In the material below, find every line with "Київської" and pull it out.
━━ DATA FOR THIS TASK ━━
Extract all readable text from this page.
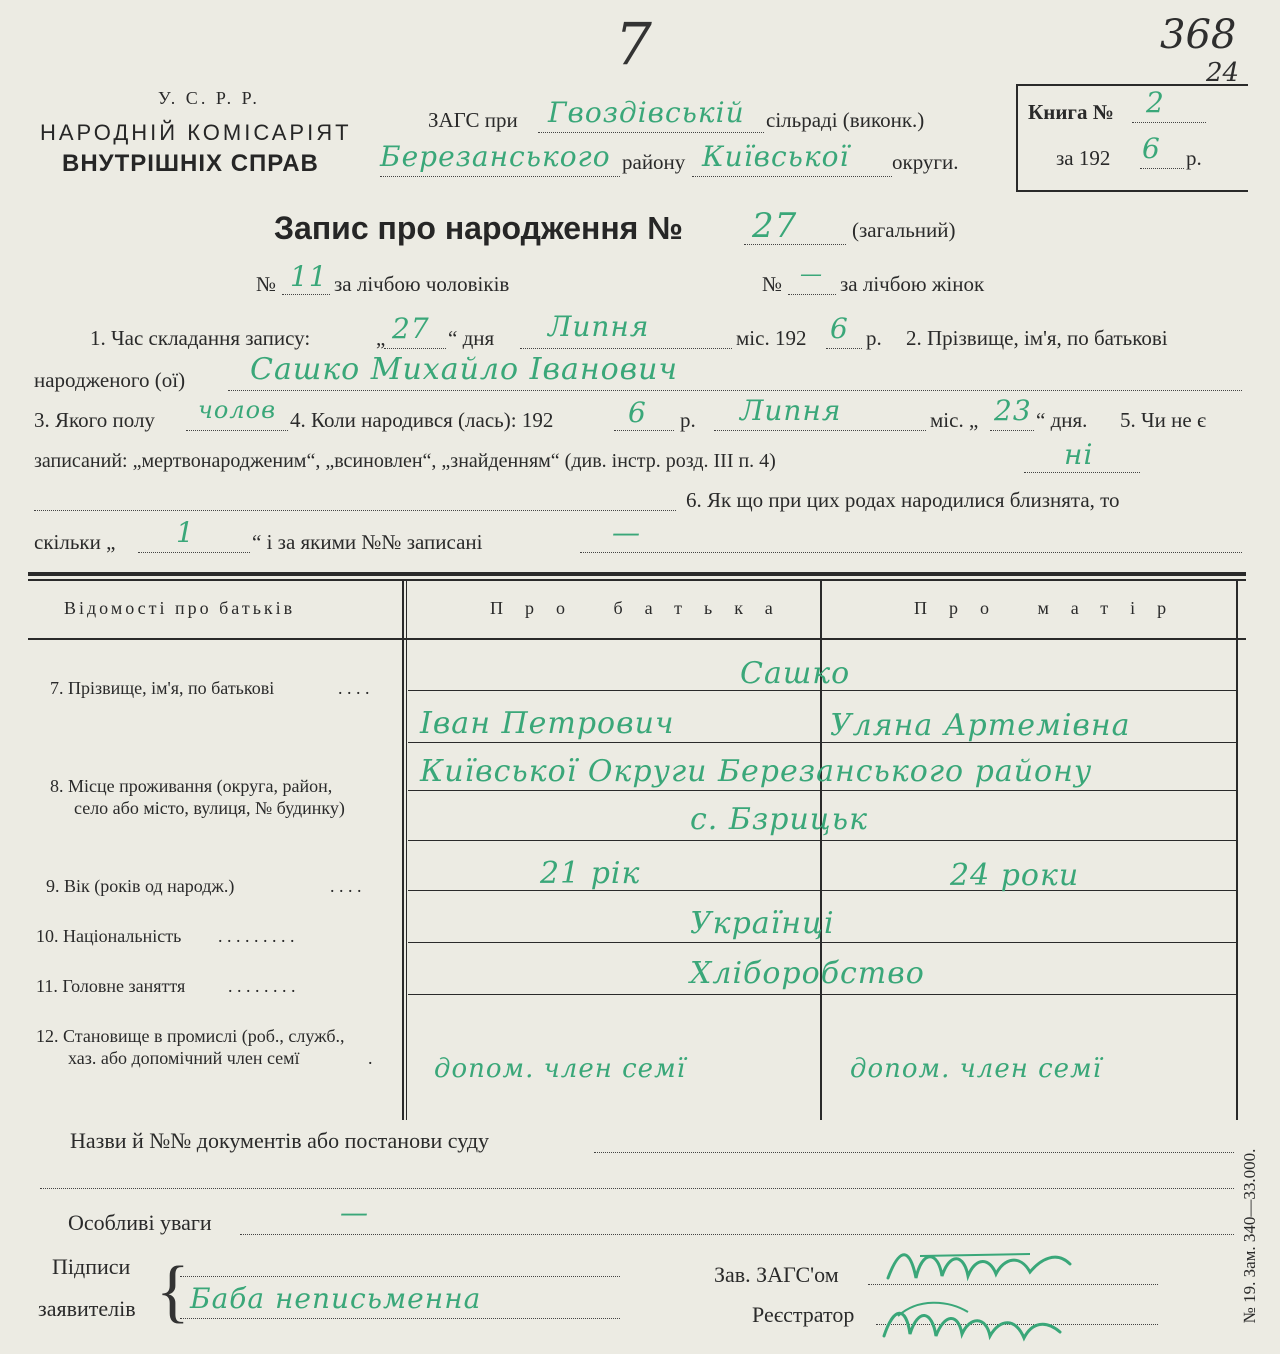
368
24
7
У. С. Р. Р.
НАРОДНІЙ КОМІСАРІЯТ
ВНУТРІШНІХ СПРАВ
ЗАГС при Гвоздівській сільраді (виконк.)
Березанського району Київської округи.
Книга № 2
за 192 6 р.
Запис про народження № 27	(загальний)
№ 11 за лічбою чоловіків	№ — за лічбою жінок
1. Час складання запису:	„ 27 “ дня Липня	міс. 192 6 р. 2. Прізвище, ім'я, по батькові
народженого (ої) Сашко Михайло Іванович
3. Якого полу чолов 4. Коли народився (лась): 192	6 р. Липня	міс. „ 23 “ дня. 5. Чи не є
записаний: „мертвонародженим“, „всиновлен“, „знайденням“ (див. інстр. розд. ІІІ п. 4)	ні
6. Як що при цих родах народилися близнята, то
скільки „ 1	“ і за якими №№ записані	—
Відомості про батьків	Про батька	Про матір
7. Прізвище, ім'я, по батькові	. . . .	Сашко
Іван Петрович	Уляна Артемівна
8. Місце проживання (округа, район,
село або місто, вулиця, № будинку)
Київської Округи Березанського району
с. Бзрицьк
9. Вік (років од народж.)	. . . .	21 рік	24 роки
10. Національність . . . . . . . . .	Українці
11. Головне заняття . . . . . . . .	Хліборобство
12. Становище в промислі (роб., служб.,
хаз. або допомічний член семї	. допом. член семї	допом. член семї
Назви й №№ документів або постанови суду
Особливі уваги	—
Підписи
заявителів { Баба неписьменна
Зав. ЗАГС'ом
Реєстратор	№ 19. Зам. 340—33.000.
━━━
= RESPONSE =
Березанського району Київської округи.
Київської Округи Березанського району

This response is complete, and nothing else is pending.